# Stated goal
From the listing that follows, extract every line and set it down unaltered.

# Source data
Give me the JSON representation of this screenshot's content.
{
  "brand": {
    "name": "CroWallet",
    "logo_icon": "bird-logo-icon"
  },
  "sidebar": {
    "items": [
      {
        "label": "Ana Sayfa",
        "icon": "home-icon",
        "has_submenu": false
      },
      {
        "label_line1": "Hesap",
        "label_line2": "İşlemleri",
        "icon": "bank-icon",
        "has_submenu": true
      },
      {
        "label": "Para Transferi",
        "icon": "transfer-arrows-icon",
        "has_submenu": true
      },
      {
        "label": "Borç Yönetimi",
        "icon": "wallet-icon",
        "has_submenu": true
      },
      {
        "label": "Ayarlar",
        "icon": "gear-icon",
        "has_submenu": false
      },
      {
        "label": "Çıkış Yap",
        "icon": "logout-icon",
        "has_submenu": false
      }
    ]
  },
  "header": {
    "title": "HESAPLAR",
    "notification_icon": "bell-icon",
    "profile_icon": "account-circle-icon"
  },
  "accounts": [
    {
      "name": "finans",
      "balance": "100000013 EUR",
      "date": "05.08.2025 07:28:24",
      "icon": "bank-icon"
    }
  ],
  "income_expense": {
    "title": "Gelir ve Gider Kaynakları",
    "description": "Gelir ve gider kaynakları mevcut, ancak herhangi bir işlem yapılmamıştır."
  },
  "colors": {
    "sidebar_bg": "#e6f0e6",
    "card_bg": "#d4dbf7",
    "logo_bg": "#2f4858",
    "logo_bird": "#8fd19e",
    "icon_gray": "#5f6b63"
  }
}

# Task answer
Give me the JSON representation of this screenshot's content.
{
  "brand": {
    "name": "CroWallet",
    "logo_icon": "bird-logo-icon"
  },
  "sidebar": {
    "items": [
      {
        "label": "Ana Sayfa",
        "icon": "home-icon",
        "has_submenu": false
      },
      {
        "label_line1": "Hesap",
        "label_line2": "İşlemleri",
        "icon": "bank-icon",
        "has_submenu": true
      },
      {
        "label": "Para Transferi",
        "icon": "transfer-arrows-icon",
        "has_submenu": true
      },
      {
        "label": "Borç Yönetimi",
        "icon": "wallet-icon",
        "has_submenu": true
      },
      {
        "label": "Ayarlar",
        "icon": "gear-icon",
        "has_submenu": false
      },
      {
        "label": "Çıkış Yap",
        "icon": "logout-icon",
        "has_submenu": false
      }
    ]
  },
  "header": {
    "title": "HESAPLAR",
    "notification_icon": "bell-icon",
    "profile_icon": "account-circle-icon"
  },
  "accounts": [
    {
      "name": "finans",
      "balance": "100000013 EUR",
      "date": "05.08.2025 07:28:24",
      "icon": "bank-icon"
    }
  ],
  "income_expense": {
    "title": "Gelir ve Gider Kaynakları",
    "description": "Gelir ve gider kaynakları mevcut, ancak herhangi bir işlem yapılmamıştır."
  },
  "colors": {
    "sidebar_bg": "#e6f0e6",
    "card_bg": "#d4dbf7",
    "logo_bg": "#2f4858",
    "logo_bird": "#8fd19e",
    "icon_gray": "#5f6b63"
  }
}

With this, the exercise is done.